# Supplied material start

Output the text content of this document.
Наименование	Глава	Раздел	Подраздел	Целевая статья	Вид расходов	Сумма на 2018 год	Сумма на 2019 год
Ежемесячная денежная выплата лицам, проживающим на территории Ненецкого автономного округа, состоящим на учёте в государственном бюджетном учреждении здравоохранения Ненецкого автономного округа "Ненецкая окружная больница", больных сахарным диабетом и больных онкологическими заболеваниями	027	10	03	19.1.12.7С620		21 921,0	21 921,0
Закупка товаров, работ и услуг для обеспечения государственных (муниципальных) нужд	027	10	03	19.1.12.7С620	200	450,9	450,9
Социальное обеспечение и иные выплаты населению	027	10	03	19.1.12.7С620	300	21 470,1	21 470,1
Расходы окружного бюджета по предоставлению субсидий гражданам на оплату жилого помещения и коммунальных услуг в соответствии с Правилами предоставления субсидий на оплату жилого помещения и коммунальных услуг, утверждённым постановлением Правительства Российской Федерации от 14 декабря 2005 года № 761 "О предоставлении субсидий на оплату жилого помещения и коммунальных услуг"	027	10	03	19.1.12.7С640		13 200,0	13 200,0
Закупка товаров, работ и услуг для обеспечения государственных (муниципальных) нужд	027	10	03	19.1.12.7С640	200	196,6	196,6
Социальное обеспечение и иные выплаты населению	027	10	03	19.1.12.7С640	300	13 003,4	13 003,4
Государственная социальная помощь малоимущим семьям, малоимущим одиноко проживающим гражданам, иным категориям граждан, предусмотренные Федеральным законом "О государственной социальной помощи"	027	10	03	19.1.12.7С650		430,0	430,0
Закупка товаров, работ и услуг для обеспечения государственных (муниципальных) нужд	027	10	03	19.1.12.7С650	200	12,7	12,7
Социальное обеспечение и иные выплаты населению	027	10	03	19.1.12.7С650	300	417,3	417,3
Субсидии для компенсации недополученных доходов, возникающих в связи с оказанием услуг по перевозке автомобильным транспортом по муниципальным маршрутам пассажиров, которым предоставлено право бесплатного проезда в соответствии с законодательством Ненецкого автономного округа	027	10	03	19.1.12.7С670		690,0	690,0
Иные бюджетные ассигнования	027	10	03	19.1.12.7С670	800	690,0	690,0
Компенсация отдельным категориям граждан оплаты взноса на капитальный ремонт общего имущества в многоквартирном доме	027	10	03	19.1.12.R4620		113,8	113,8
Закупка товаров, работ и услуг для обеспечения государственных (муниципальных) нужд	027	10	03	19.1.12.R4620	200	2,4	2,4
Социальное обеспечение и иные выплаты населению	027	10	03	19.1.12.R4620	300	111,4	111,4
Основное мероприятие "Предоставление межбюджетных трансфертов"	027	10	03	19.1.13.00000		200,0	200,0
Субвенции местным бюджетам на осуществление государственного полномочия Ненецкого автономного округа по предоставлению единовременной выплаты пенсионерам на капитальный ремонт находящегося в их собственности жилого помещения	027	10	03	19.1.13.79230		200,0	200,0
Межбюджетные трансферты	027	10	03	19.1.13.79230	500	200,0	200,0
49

# Supplied material end

- Goal of the exercise: Take the entries above and transcribe them in full.

- Exercise response:
Output the text content of this document.
Наименование	Глава	Раздел	Подраздел	Целевая статья	Вид расходов	Сумма на 2018 год	Сумма на 2019 год
Ежемесячная денежная выплата лицам, проживающим на территории Ненецкого автономного округа, состоящим на учёте в государственном бюджетном учреждении здравоохранения Ненецкого автономного округа "Ненецкая окружная больница", больных сахарным диабетом и больных онкологическими заболеваниями	027	10	03	19.1.12.7С620		21 921,0	21 921,0
Закупка товаров, работ и услуг для обеспечения государственных (муниципальных) нужд	027	10	03	19.1.12.7С620	200	450,9	450,9
Социальное обеспечение и иные выплаты населению	027	10	03	19.1.12.7С620	300	21 470,1	21 470,1
Расходы окружного бюджета по предоставлению субсидий гражданам на оплату жилого помещения и коммунальных услуг в соответствии с Правилами предоставления субсидий на оплату жилого помещения и коммунальных услуг, утверждённым постановлением Правительства Российской Федерации от 14 декабря 2005 года № 761 "О предоставлении субсидий на оплату жилого помещения и коммунальных услуг"	027	10	03	19.1.12.7С640		13 200,0	13 200,0
Закупка товаров, работ и услуг для обеспечения государственных (муниципальных) нужд	027	10	03	19.1.12.7С640	200	196,6	196,6
Социальное обеспечение и иные выплаты населению	027	10	03	19.1.12.7С640	300	13 003,4	13 003,4
Государственная социальная помощь малоимущим семьям, малоимущим одиноко проживающим гражданам, иным категориям граждан, предусмотренные Федеральным законом "О государственной социальной помощи"	027	10	03	19.1.12.7С650		430,0	430,0
Закупка товаров, работ и услуг для обеспечения государственных (муниципальных) нужд	027	10	03	19.1.12.7С650	200	12,7	12,7
Социальное обеспечение и иные выплаты населению	027	10	03	19.1.12.7С650	300	417,3	417,3
Субсидии для компенсации недополученных доходов, возникающих в связи с оказанием услуг по перевозке автомобильным транспортом по муниципальным маршрутам пассажиров, которым предоставлено право бесплатного проезда в соответствии с законодательством Ненецкого автономного округа	027	10	03	19.1.12.7С670		690,0	690,0
Иные бюджетные ассигнования	027	10	03	19.1.12.7С670	800	690,0	690,0
Компенсация отдельным категориям граждан оплаты взноса на капитальный ремонт общего имущества в многоквартирном доме	027	10	03	19.1.12.R4620		113,8	113,8
Закупка товаров, работ и услуг для обеспечения государственных (муниципальных) нужд	027	10	03	19.1.12.R4620	200	2,4	2,4
Социальное обеспечение и иные выплаты населению	027	10	03	19.1.12.R4620	300	111,4	111,4
Основное мероприятие "Предоставление межбюджетных трансфертов"	027	10	03	19.1.13.00000		200,0	200,0
Субвенции местным бюджетам на осуществление государственного полномочия Ненецкого автономного округа по предоставлению единовременной выплаты пенсионерам на капитальный ремонт находящегося в их собственности жилого помещения	027	10	03	19.1.13.79230		200,0	200,0
Межбюджетные трансферты	027	10	03	19.1.13.79230	500	200,0	200,0
49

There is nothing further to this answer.